The records:
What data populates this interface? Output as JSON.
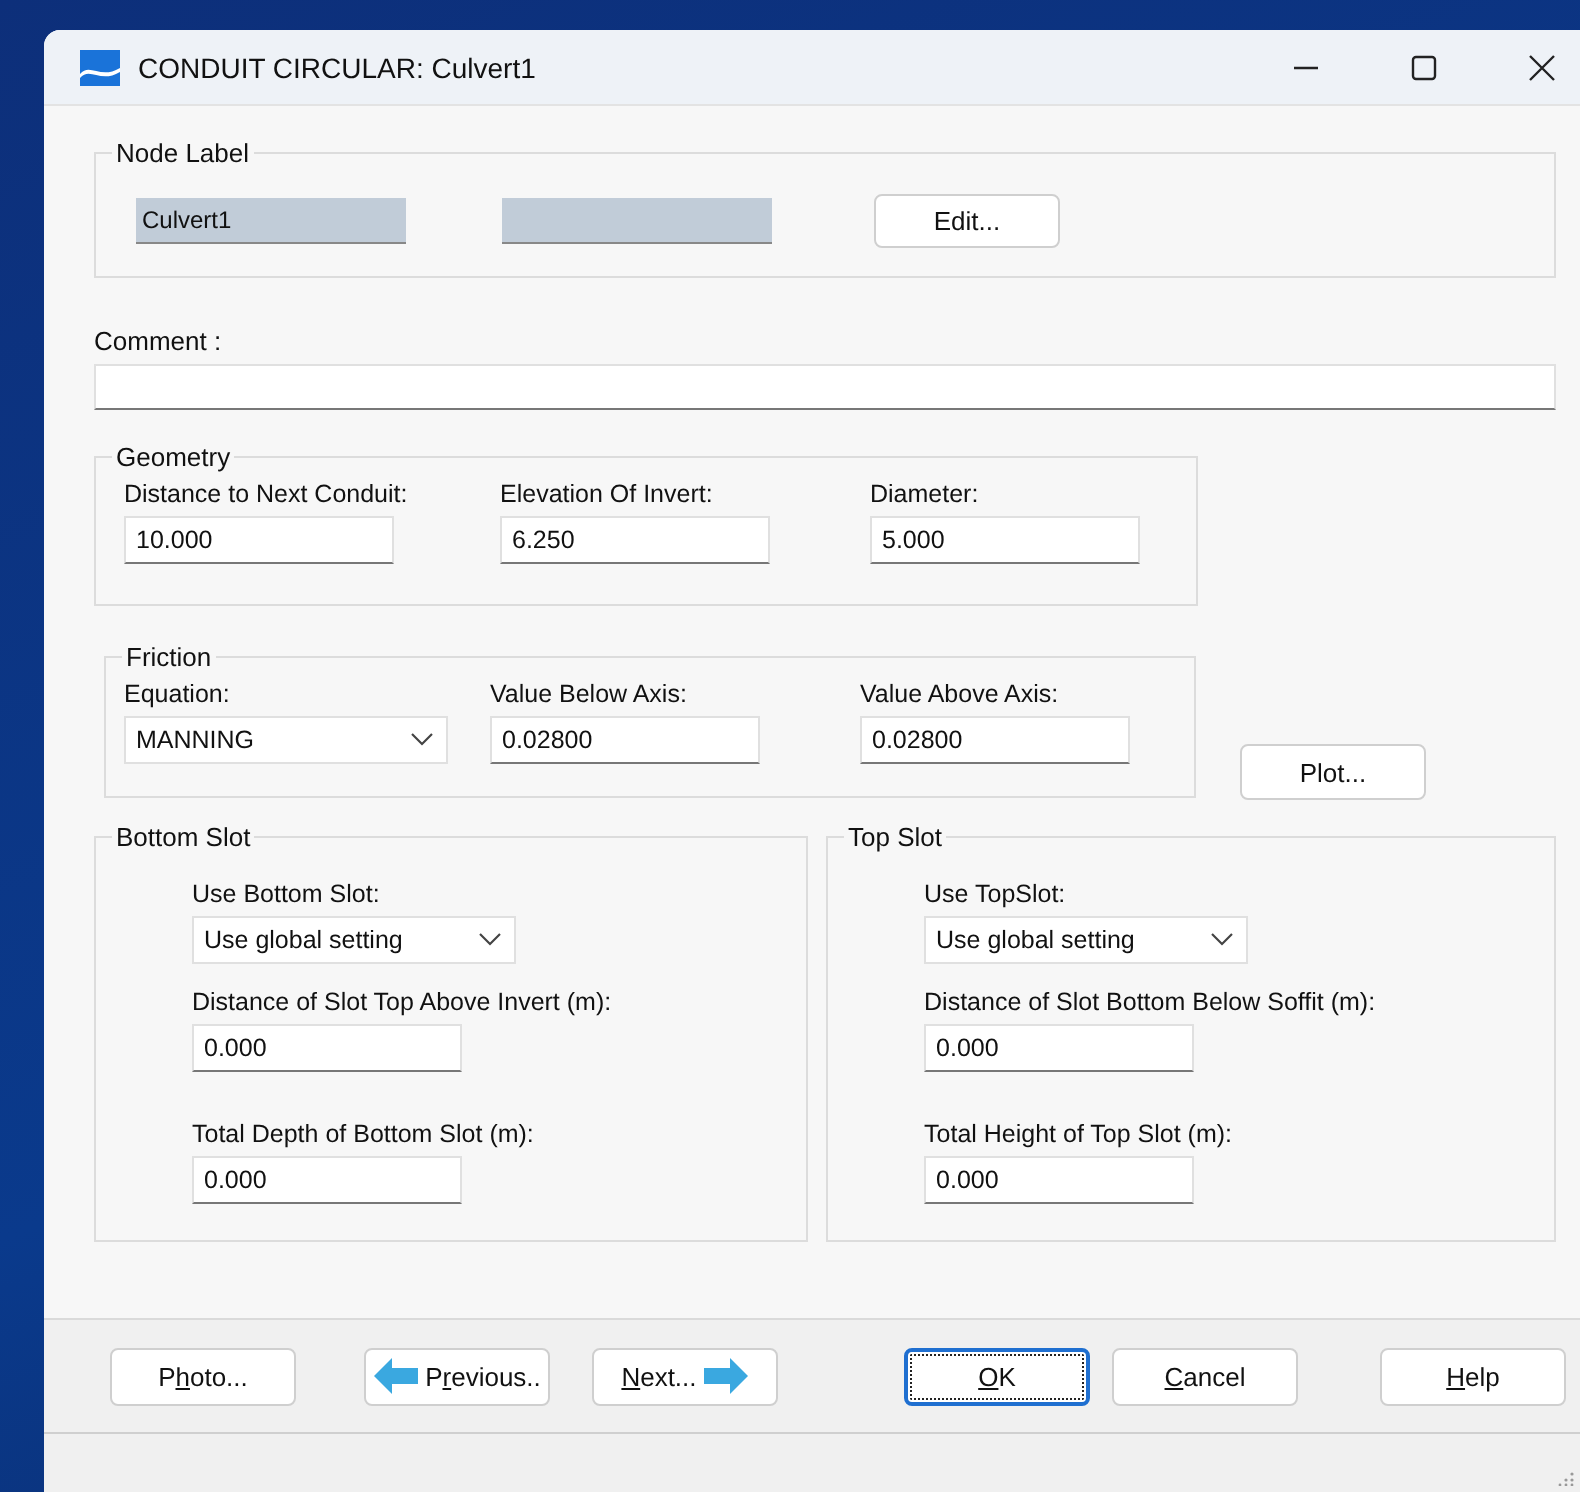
{
  "window": {
    "title": "CONDUIT CIRCULAR: Culvert1"
  },
  "node_label": {
    "legend": "Node Label",
    "value": "Culvert1",
    "edit_button": "Edit..."
  },
  "comment": {
    "label": "Comment :"
  },
  "geometry": {
    "legend": "Geometry",
    "fields": [
      {
        "kind": "text",
        "label": "Distance to Next Conduit:",
        "value": "10.000"
      },
      {
        "kind": "text",
        "label": "Elevation Of Invert:",
        "value": "6.250"
      },
      {
        "kind": "text",
        "label": "Diameter:",
        "value": "5.000"
      }
    ]
  },
  "friction": {
    "legend": "Friction",
    "fields": [
      {
        "kind": "dropdown",
        "label": "Equation:",
        "value": "MANNING"
      },
      {
        "kind": "text",
        "label": "Value Below Axis:",
        "value": "0.02800"
      },
      {
        "kind": "text",
        "label": "Value Above Axis:",
        "value": "0.02800"
      }
    ]
  },
  "plot_button": "Plot...",
  "slots": [
    {
      "legend": "Bottom Slot",
      "use_label": "Use Bottom Slot:",
      "use_value": "Use global setting",
      "fields": [
        {
          "label": "Distance of Slot Top Above Invert (m):",
          "value": "0.000"
        },
        {
          "label": "Total Depth of Bottom Slot (m):",
          "value": "0.000"
        }
      ]
    },
    {
      "legend": "Top Slot",
      "use_label": "Use TopSlot:",
      "use_value": "Use global setting",
      "fields": [
        {
          "label": "Distance of Slot Bottom Below Soffit (m):",
          "value": "0.000"
        },
        {
          "label": "Total Height of Top Slot (m):",
          "value": "0.000"
        }
      ]
    }
  ],
  "buttons": [
    {
      "kind": "plain",
      "before": "P",
      "key": "h",
      "after": "oto...",
      "focused": false
    },
    {
      "kind": "previous",
      "before": "P",
      "key": "r",
      "after": "evious..",
      "focused": false
    },
    {
      "kind": "next",
      "key": "N",
      "after": "ext...",
      "focused": false
    },
    {
      "kind": "plain",
      "key": "O",
      "after": "K",
      "focused": true
    },
    {
      "kind": "plain",
      "key": "C",
      "after": "ancel",
      "focused": false
    },
    {
      "kind": "plain",
      "key": "H",
      "after": "elp",
      "focused": false
    }
  ]
}
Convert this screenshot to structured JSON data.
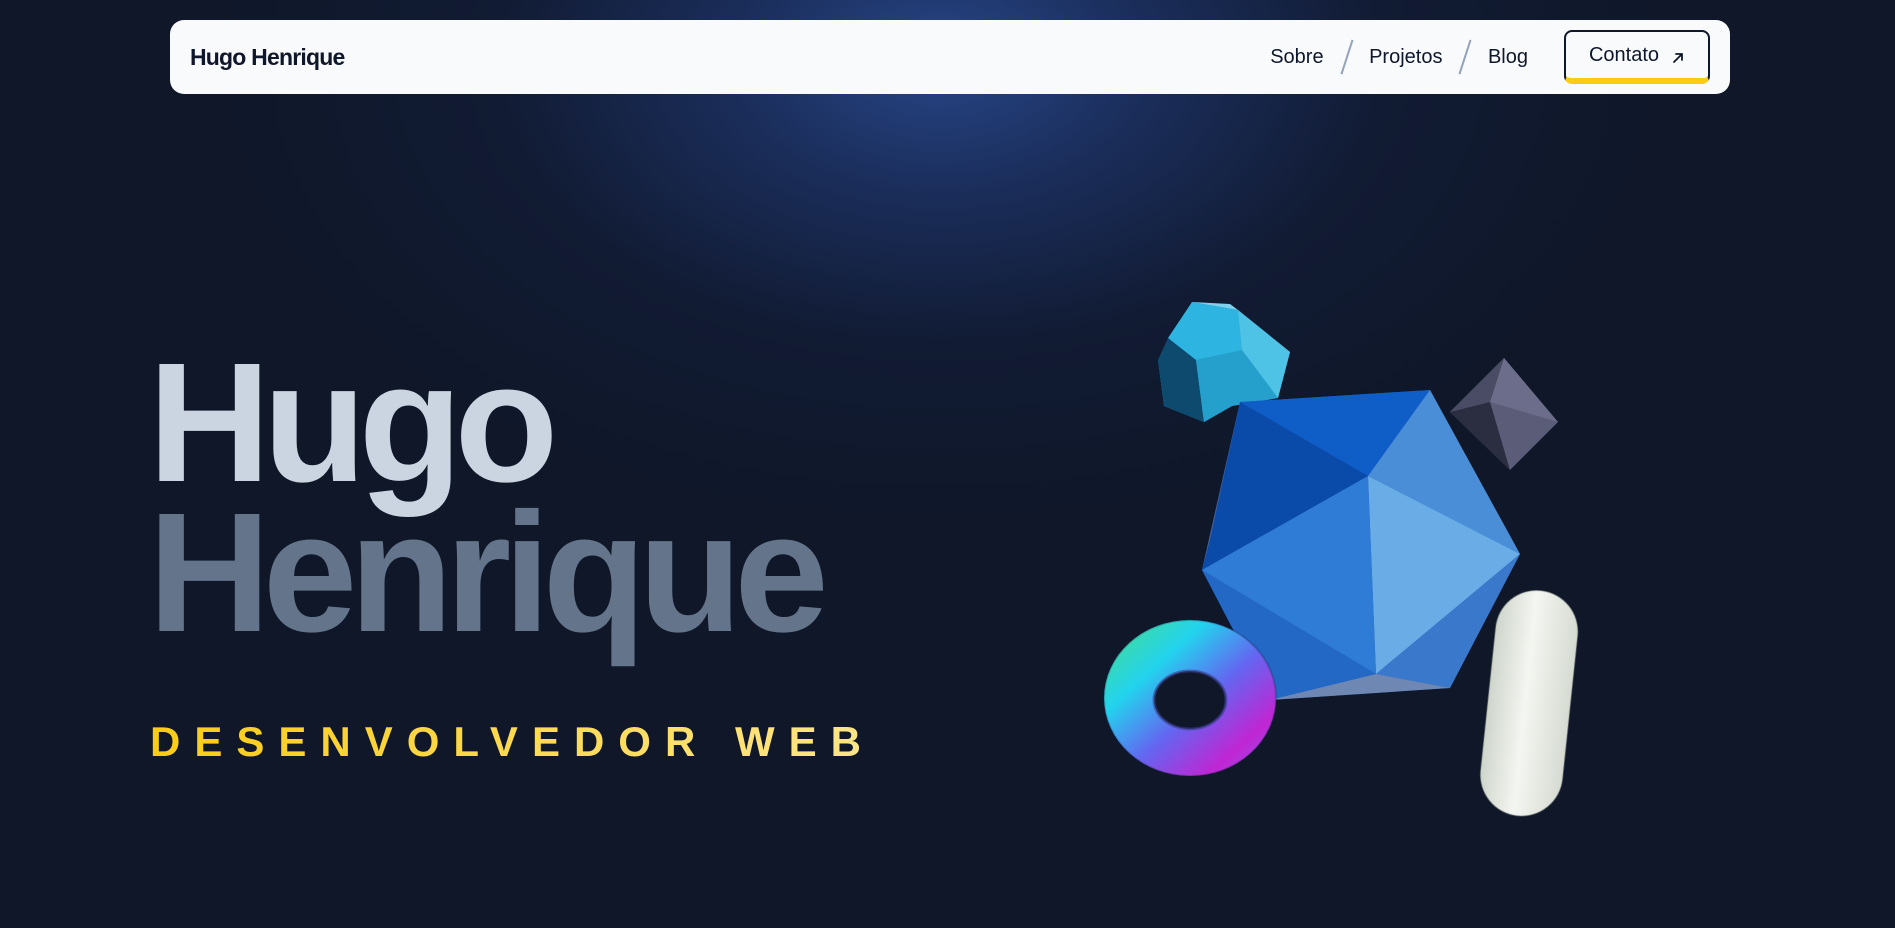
{
  "navbar": {
    "brand": "Hugo Henrique",
    "links": [
      "Sobre",
      "Projetos",
      "Blog"
    ],
    "contact_label": "Contato",
    "contact_icon": "arrow-up-right-icon"
  },
  "hero": {
    "first_name": "Hugo",
    "last_name": "Henrique",
    "role": "DESENVOLVEDOR WEB"
  },
  "colors": {
    "background": "#0f1729",
    "navbar_bg": "#f8fafc",
    "accent": "#facc15",
    "first_name": "#cbd5e1",
    "last_name": "#64748b"
  },
  "illustration": {
    "shapes": [
      "dodecahedron-shape",
      "icosahedron-shape",
      "octahedron-shape",
      "torus-shape",
      "capsule-shape"
    ]
  }
}
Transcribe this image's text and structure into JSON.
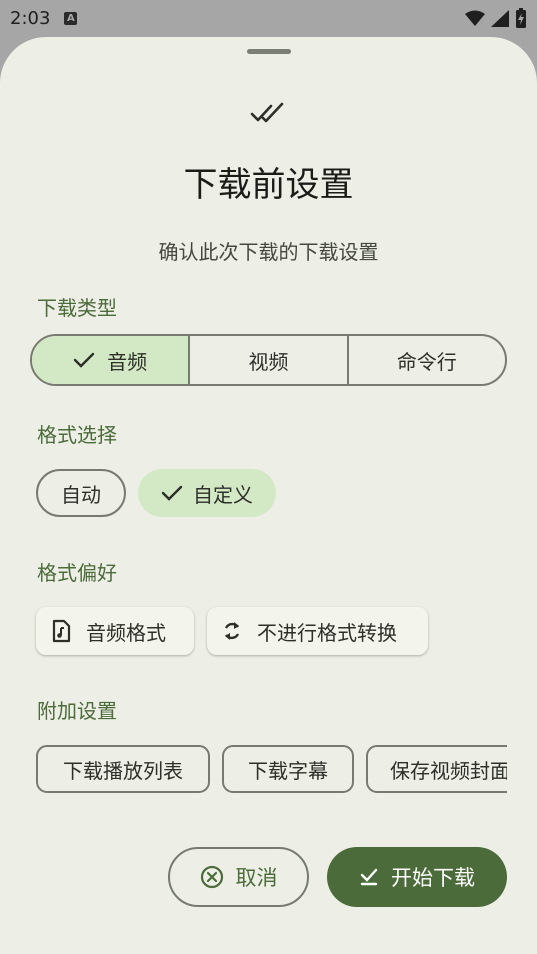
{
  "status_bar": {
    "time": "2:03",
    "notification_icon_letter": "A"
  },
  "dialog": {
    "title": "下载前设置",
    "subtitle": "确认此次下载的下载设置",
    "download_type": {
      "label": "下载类型",
      "options": [
        "音频",
        "视频",
        "命令行"
      ],
      "selected": "音频"
    },
    "format_select": {
      "label": "格式选择",
      "options": [
        "自动",
        "自定义"
      ],
      "selected": "自定义"
    },
    "format_pref": {
      "label": "格式偏好",
      "chips": [
        {
          "label": "音频格式",
          "icon": "audio-file-icon"
        },
        {
          "label": "不进行格式转换",
          "icon": "sync-icon"
        }
      ]
    },
    "extra_settings": {
      "label": "附加设置",
      "chips": [
        "下载播放列表",
        "下载字幕",
        "保存视频封面"
      ]
    },
    "buttons": {
      "cancel": "取消",
      "start": "开始下载"
    }
  },
  "colors": {
    "primary": "#4b6b3a",
    "selected_container": "#d3e8c4",
    "surface": "#edefe6"
  }
}
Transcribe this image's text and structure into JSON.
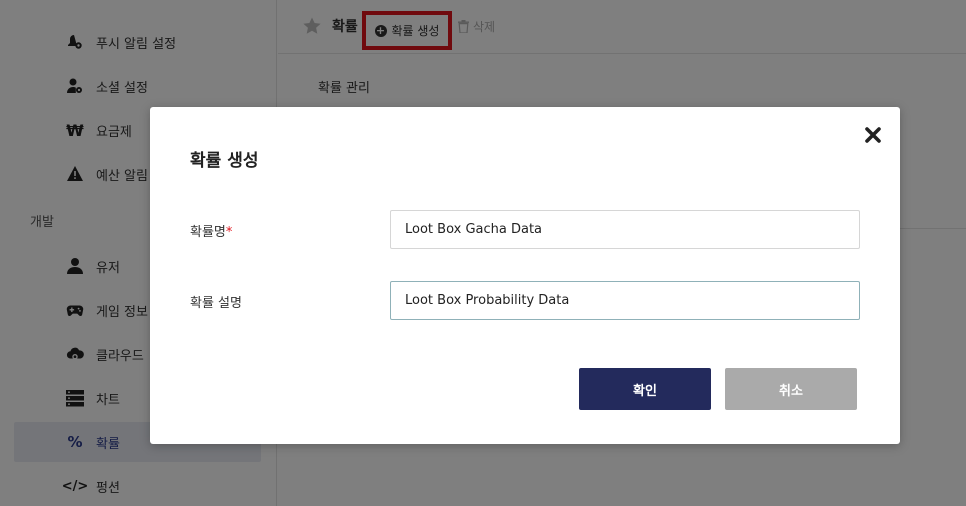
{
  "sidebar": {
    "items": [
      {
        "label": "푸시 알림 설정",
        "icon": "bell-gear-icon"
      },
      {
        "label": "소셜 설정",
        "icon": "user-gear-icon"
      },
      {
        "label": "요금제",
        "icon": "won-icon"
      },
      {
        "label": "예산 알림",
        "icon": "warning-icon"
      }
    ],
    "section_label": "개발",
    "dev_items": [
      {
        "label": "유저",
        "icon": "user-icon"
      },
      {
        "label": "게임 정보",
        "icon": "gamepad-icon"
      },
      {
        "label": "클라우드",
        "icon": "cloud-icon"
      },
      {
        "label": "차트",
        "icon": "server-icon"
      },
      {
        "label": "확률",
        "icon": "percent-icon",
        "active": true
      },
      {
        "label": "펑션",
        "icon": "code-icon"
      }
    ]
  },
  "toolbar": {
    "title": "확률",
    "create_label": "확률 생성",
    "delete_label": "삭제"
  },
  "main": {
    "section_title": "확률 관리"
  },
  "modal": {
    "title": "확률 생성",
    "name_label": "확률명",
    "required_mark": "*",
    "name_value": "Loot Box Gacha Data",
    "desc_label": "확률 설명",
    "desc_value": "Loot Box Probability Data",
    "confirm_label": "확인",
    "cancel_label": "취소"
  },
  "colors": {
    "highlight_border": "#e0141d",
    "confirm_button": "#232a5c",
    "cancel_button": "#aaaaaa",
    "active_sidebar": "#2b3a8c"
  }
}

Work instructions:
Nothing but the pictures may be dropped; output the records above exactly.

Full response:
What data populates this interface? Output as JSON.
{
  "window": {
    "title": "CONDUIT CIRCULAR: Culvert1"
  },
  "node_label": {
    "legend": "Node Label",
    "value": "Culvert1",
    "edit_button": "Edit..."
  },
  "comment": {
    "label": "Comment :"
  },
  "geometry": {
    "legend": "Geometry",
    "fields": [
      {
        "kind": "text",
        "label": "Distance to Next Conduit:",
        "value": "10.000"
      },
      {
        "kind": "text",
        "label": "Elevation Of Invert:",
        "value": "6.250"
      },
      {
        "kind": "text",
        "label": "Diameter:",
        "value": "5.000"
      }
    ]
  },
  "friction": {
    "legend": "Friction",
    "fields": [
      {
        "kind": "dropdown",
        "label": "Equation:",
        "value": "MANNING"
      },
      {
        "kind": "text",
        "label": "Value Below Axis:",
        "value": "0.02800"
      },
      {
        "kind": "text",
        "label": "Value Above Axis:",
        "value": "0.02800"
      }
    ]
  },
  "plot_button": "Plot...",
  "slots": [
    {
      "legend": "Bottom Slot",
      "use_label": "Use Bottom Slot:",
      "use_value": "Use global setting",
      "fields": [
        {
          "label": "Distance of Slot Top Above Invert (m):",
          "value": "0.000"
        },
        {
          "label": "Total Depth of Bottom Slot (m):",
          "value": "0.000"
        }
      ]
    },
    {
      "legend": "Top Slot",
      "use_label": "Use TopSlot:",
      "use_value": "Use global setting",
      "fields": [
        {
          "label": "Distance of Slot Bottom Below Soffit (m):",
          "value": "0.000"
        },
        {
          "label": "Total Height of Top Slot (m):",
          "value": "0.000"
        }
      ]
    }
  ],
  "buttons": [
    {
      "kind": "plain",
      "before": "P",
      "key": "h",
      "after": "oto...",
      "focused": false
    },
    {
      "kind": "previous",
      "before": "P",
      "key": "r",
      "after": "evious..",
      "focused": false
    },
    {
      "kind": "next",
      "key": "N",
      "after": "ext...",
      "focused": false
    },
    {
      "kind": "plain",
      "key": "O",
      "after": "K",
      "focused": true
    },
    {
      "kind": "plain",
      "key": "C",
      "after": "ancel",
      "focused": false
    },
    {
      "kind": "plain",
      "key": "H",
      "after": "elp",
      "focused": false
    }
  ]
}
Convert this screenshot to structured JSON data.
{
  "navbar": {
    "brand": "Hugo Henrique",
    "links": [
      "Sobre",
      "Projetos",
      "Blog"
    ],
    "contact_label": "Contato",
    "contact_icon": "arrow-up-right-icon"
  },
  "hero": {
    "first_name": "Hugo",
    "last_name": "Henrique",
    "role": "DESENVOLVEDOR WEB"
  },
  "colors": {
    "background": "#0f1729",
    "navbar_bg": "#f8fafc",
    "accent": "#facc15",
    "first_name": "#cbd5e1",
    "last_name": "#64748b"
  },
  "illustration": {
    "shapes": [
      "dodecahedron-shape",
      "icosahedron-shape",
      "octahedron-shape",
      "torus-shape",
      "capsule-shape"
    ]
  }
}
Transcribe this image's text and structure into JSON.
{
  "status_bar": {
    "time": "2:03",
    "notification_icon_letter": "A"
  },
  "dialog": {
    "title": "下载前设置",
    "subtitle": "确认此次下载的下载设置",
    "download_type": {
      "label": "下载类型",
      "options": [
        "音频",
        "视频",
        "命令行"
      ],
      "selected": "音频"
    },
    "format_select": {
      "label": "格式选择",
      "options": [
        "自动",
        "自定义"
      ],
      "selected": "自定义"
    },
    "format_pref": {
      "label": "格式偏好",
      "chips": [
        {
          "label": "音频格式",
          "icon": "audio-file-icon"
        },
        {
          "label": "不进行格式转换",
          "icon": "sync-icon"
        }
      ]
    },
    "extra_settings": {
      "label": "附加设置",
      "chips": [
        "下载播放列表",
        "下载字幕",
        "保存视频封面"
      ]
    },
    "buttons": {
      "cancel": "取消",
      "start": "开始下载"
    }
  },
  "colors": {
    "primary": "#4b6b3a",
    "selected_container": "#d3e8c4",
    "surface": "#edefe6"
  }
}
Transcribe this image's text and structure into JSON.
{
  "sidebar": {
    "items": [
      {
        "label": "푸시 알림 설정",
        "icon": "bell-gear-icon"
      },
      {
        "label": "소셜 설정",
        "icon": "user-gear-icon"
      },
      {
        "label": "요금제",
        "icon": "won-icon"
      },
      {
        "label": "예산 알림",
        "icon": "warning-icon"
      }
    ],
    "section_label": "개발",
    "dev_items": [
      {
        "label": "유저",
        "icon": "user-icon"
      },
      {
        "label": "게임 정보",
        "icon": "gamepad-icon"
      },
      {
        "label": "클라우드",
        "icon": "cloud-icon"
      },
      {
        "label": "차트",
        "icon": "server-icon"
      },
      {
        "label": "확률",
        "icon": "percent-icon",
        "active": true
      },
      {
        "label": "펑션",
        "icon": "code-icon"
      }
    ]
  },
  "toolbar": {
    "title": "확률",
    "create_label": "확률 생성",
    "delete_label": "삭제"
  },
  "main": {
    "section_title": "확률 관리"
  },
  "modal": {
    "title": "확률 생성",
    "name_label": "확률명",
    "required_mark": "*",
    "name_value": "Loot Box Gacha Data",
    "desc_label": "확률 설명",
    "desc_value": "Loot Box Probability Data",
    "confirm_label": "확인",
    "cancel_label": "취소"
  },
  "colors": {
    "highlight_border": "#e0141d",
    "confirm_button": "#232a5c",
    "cancel_button": "#aaaaaa",
    "active_sidebar": "#2b3a8c"
  }
}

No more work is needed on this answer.